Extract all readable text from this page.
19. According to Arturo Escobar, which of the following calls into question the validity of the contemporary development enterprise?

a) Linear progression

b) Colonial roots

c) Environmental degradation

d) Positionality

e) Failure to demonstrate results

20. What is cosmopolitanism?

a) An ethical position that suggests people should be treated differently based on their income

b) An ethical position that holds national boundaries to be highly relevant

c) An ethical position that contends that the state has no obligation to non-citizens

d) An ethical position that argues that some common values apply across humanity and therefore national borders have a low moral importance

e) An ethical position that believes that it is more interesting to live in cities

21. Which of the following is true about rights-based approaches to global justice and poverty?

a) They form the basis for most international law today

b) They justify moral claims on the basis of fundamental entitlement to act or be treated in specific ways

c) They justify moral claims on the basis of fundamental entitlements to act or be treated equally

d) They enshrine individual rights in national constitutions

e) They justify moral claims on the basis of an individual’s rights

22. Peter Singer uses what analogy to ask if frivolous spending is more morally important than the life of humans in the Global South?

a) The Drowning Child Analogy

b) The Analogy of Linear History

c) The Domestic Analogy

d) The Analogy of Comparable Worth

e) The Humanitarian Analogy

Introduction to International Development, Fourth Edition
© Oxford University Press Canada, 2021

#####

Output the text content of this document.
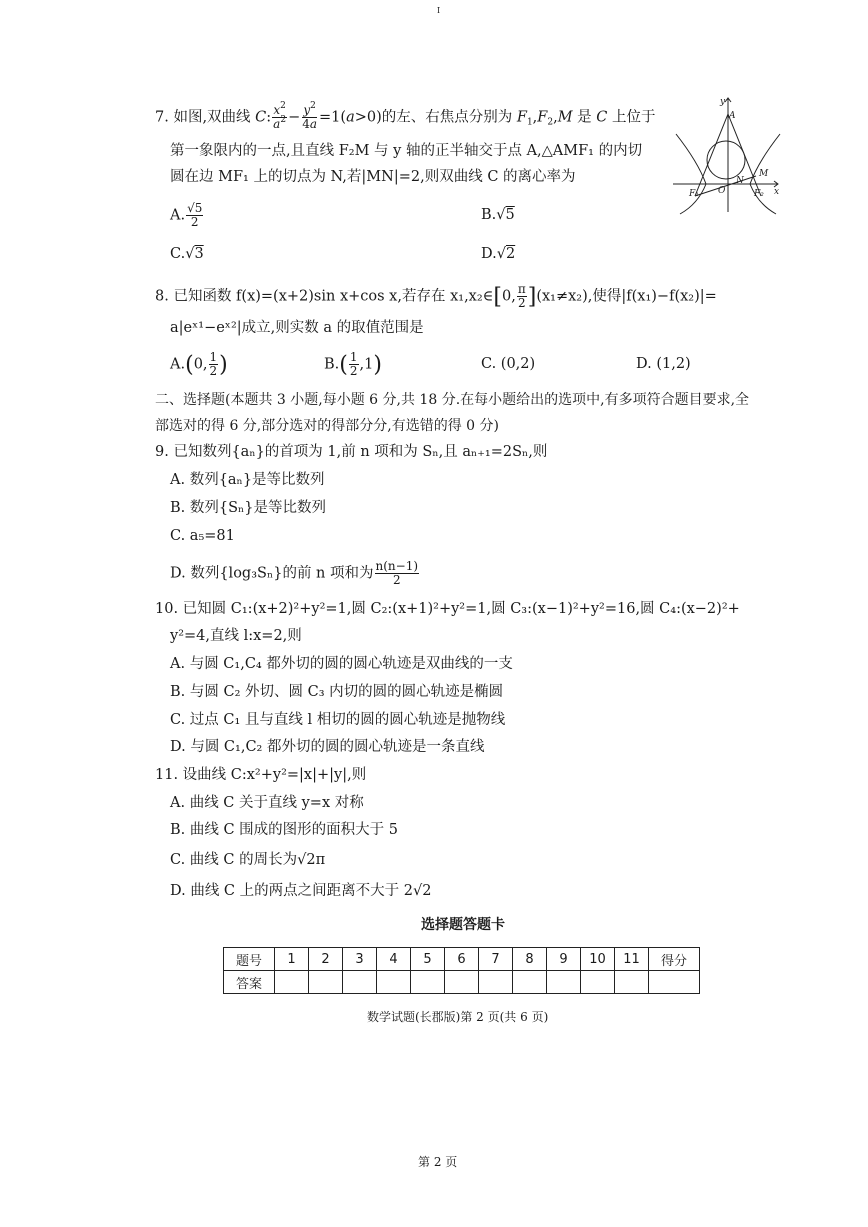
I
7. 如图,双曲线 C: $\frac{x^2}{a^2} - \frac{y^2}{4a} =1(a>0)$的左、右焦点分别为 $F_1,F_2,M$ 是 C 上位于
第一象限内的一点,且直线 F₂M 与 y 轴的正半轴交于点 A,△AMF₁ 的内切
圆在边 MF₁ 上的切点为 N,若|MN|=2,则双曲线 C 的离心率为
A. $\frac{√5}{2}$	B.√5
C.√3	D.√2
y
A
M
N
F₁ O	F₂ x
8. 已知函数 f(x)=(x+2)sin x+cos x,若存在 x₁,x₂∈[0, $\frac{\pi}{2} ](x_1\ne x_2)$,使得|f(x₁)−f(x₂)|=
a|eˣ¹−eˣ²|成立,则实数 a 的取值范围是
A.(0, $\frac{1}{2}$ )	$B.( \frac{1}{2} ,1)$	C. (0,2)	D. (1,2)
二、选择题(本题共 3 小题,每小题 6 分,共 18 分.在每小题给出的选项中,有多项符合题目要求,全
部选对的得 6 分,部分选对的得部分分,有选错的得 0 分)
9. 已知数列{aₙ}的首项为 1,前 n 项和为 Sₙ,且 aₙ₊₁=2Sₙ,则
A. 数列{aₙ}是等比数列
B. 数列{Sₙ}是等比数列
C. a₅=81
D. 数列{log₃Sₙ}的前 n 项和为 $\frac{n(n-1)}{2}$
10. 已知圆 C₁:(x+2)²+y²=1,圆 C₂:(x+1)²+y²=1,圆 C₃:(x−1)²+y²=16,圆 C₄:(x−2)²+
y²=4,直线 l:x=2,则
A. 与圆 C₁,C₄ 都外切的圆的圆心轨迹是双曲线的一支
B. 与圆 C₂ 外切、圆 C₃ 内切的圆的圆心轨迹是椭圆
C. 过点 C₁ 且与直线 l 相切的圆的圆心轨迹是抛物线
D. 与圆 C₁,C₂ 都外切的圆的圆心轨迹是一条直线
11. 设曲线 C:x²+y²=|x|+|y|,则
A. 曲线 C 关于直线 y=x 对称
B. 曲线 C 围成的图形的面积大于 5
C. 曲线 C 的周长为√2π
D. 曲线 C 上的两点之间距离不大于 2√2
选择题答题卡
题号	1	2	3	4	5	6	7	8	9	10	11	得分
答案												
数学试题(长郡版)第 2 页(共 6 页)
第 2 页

#####

▶ [Short problem]:
Lines of the listing that contain the word "Linear" are to be counted; report only their number.

▶ [Output for this exercise]:
2